■ The exercise ■
Every record should be repeated exactly, except that pictures are left out.
====== Provided data
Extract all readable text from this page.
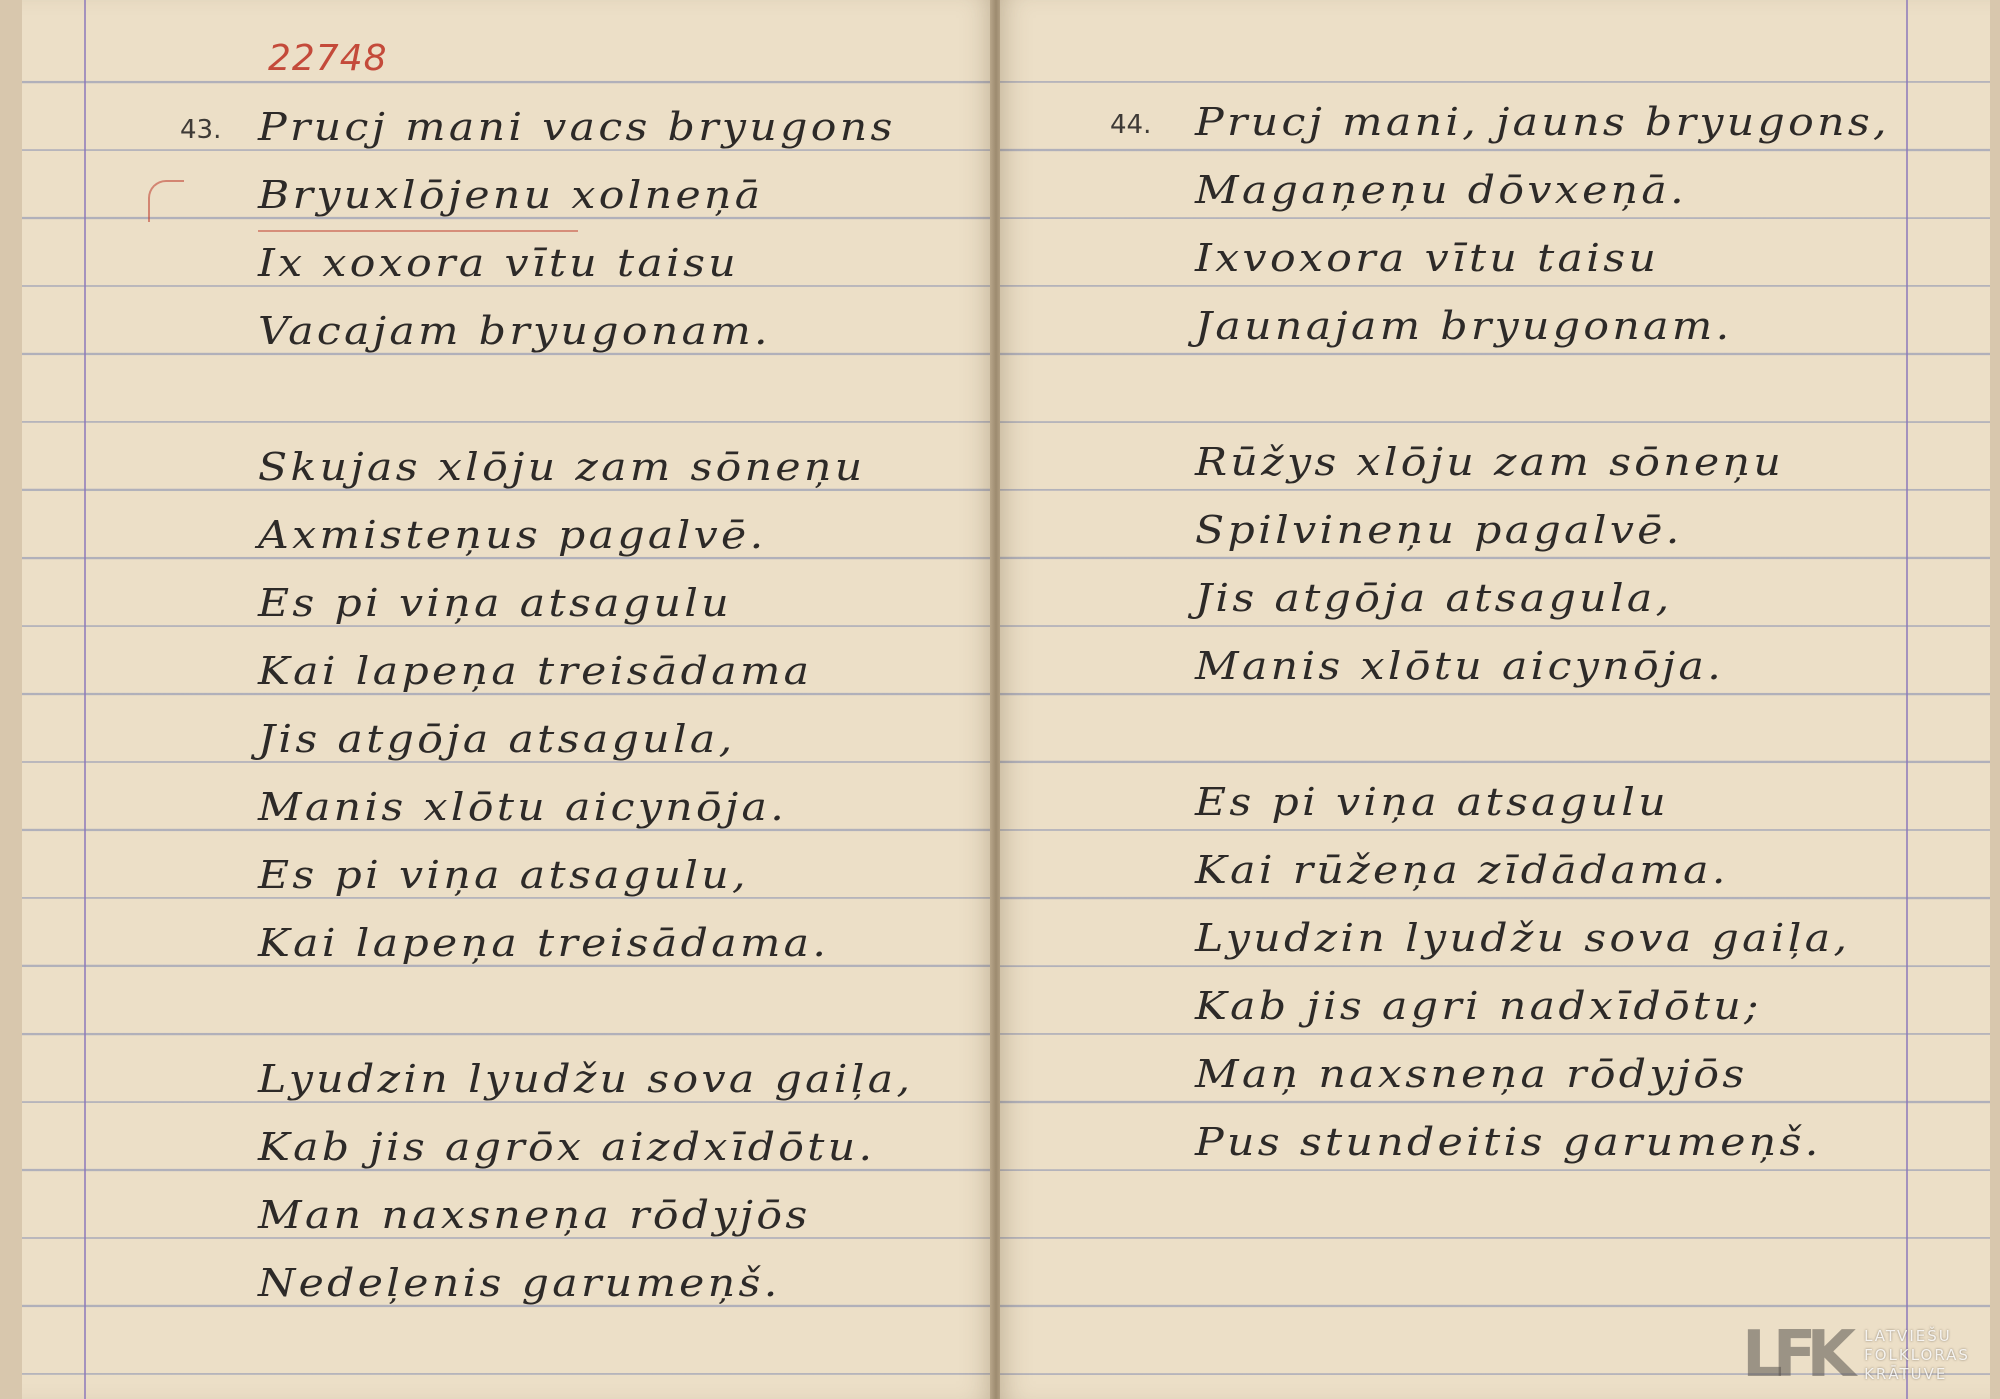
22748
43. Prucj mani vacs bryugons
Bryuxlōjenu xolneņā
Ix xoxora vītu taisu
Vacajam bryugonam.
Skujas xlōju zam sōneņu
Axmisteņus pagalvē.
Es pi viņa atsagulu
Kai lapeņa treisādama
Jis atgōja atsagula,
Manis xlōtu aicynōja.
Es pi viņa atsagulu,
Kai lapeņa treisādama.
Lyudzin lyudžu sova gaiļa,
Kab jis agrōx aizdxīdōtu.
Man naxsneņa rōdyjōs
Nedeļenis garumeņš.
44. Prucj mani, jauns bryugons,
Magaņeņu dōvxeņā.
Ixvoxora vītu taisu
Jaunajam bryugonam.
Rūžys xlōju zam sōneņu
Spilvineņu pagalvē.
Jis atgōja atsagula,
Manis xlōtu aicynōja.
Es pi viņa atsagulu
Kai rūžeņa zīdādama.
Lyudzin lyudžu sova gaiļa,
Kab jis agri nadxīdōtu;
Maņ naxsneņa rōdyjōs
Pus stundeitis garumeņš.
LFK LATVIEŠU
FOLKLORAS
KRĀTUVE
============
■ Answer for this exercise ■
Extract all readable text from this page.
22748
43. Prucj mani vacs bryugons
Bryuxlōjenu xolneņā
Ix xoxora vītu taisu
Vacajam bryugonam.
Skujas xlōju zam sōneņu
Axmisteņus pagalvē.
Es pi viņa atsagulu
Kai lapeņa treisādama
Jis atgōja atsagula,
Manis xlōtu aicynōja.
Es pi viņa atsagulu,
Kai lapeņa treisādama.
Lyudzin lyudžu sova gaiļa,
Kab jis agrōx aizdxīdōtu.
Man naxsneņa rōdyjōs
Nedeļenis garumeņš.
44. Prucj mani, jauns bryugons,
Magaņeņu dōvxeņā.
Ixvoxora vītu taisu
Jaunajam bryugonam.
Rūžys xlōju zam sōneņu
Spilvineņu pagalvē.
Jis atgōja atsagula,
Manis xlōtu aicynōja.
Es pi viņa atsagulu
Kai rūžeņa zīdādama.
Lyudzin lyudžu sova gaiļa,
Kab jis agri nadxīdōtu;
Maņ naxsneņa rōdyjōs
Pus stundeitis garumeņš.
LFK LATVIEŠU
FOLKLORAS
KRĀTUVE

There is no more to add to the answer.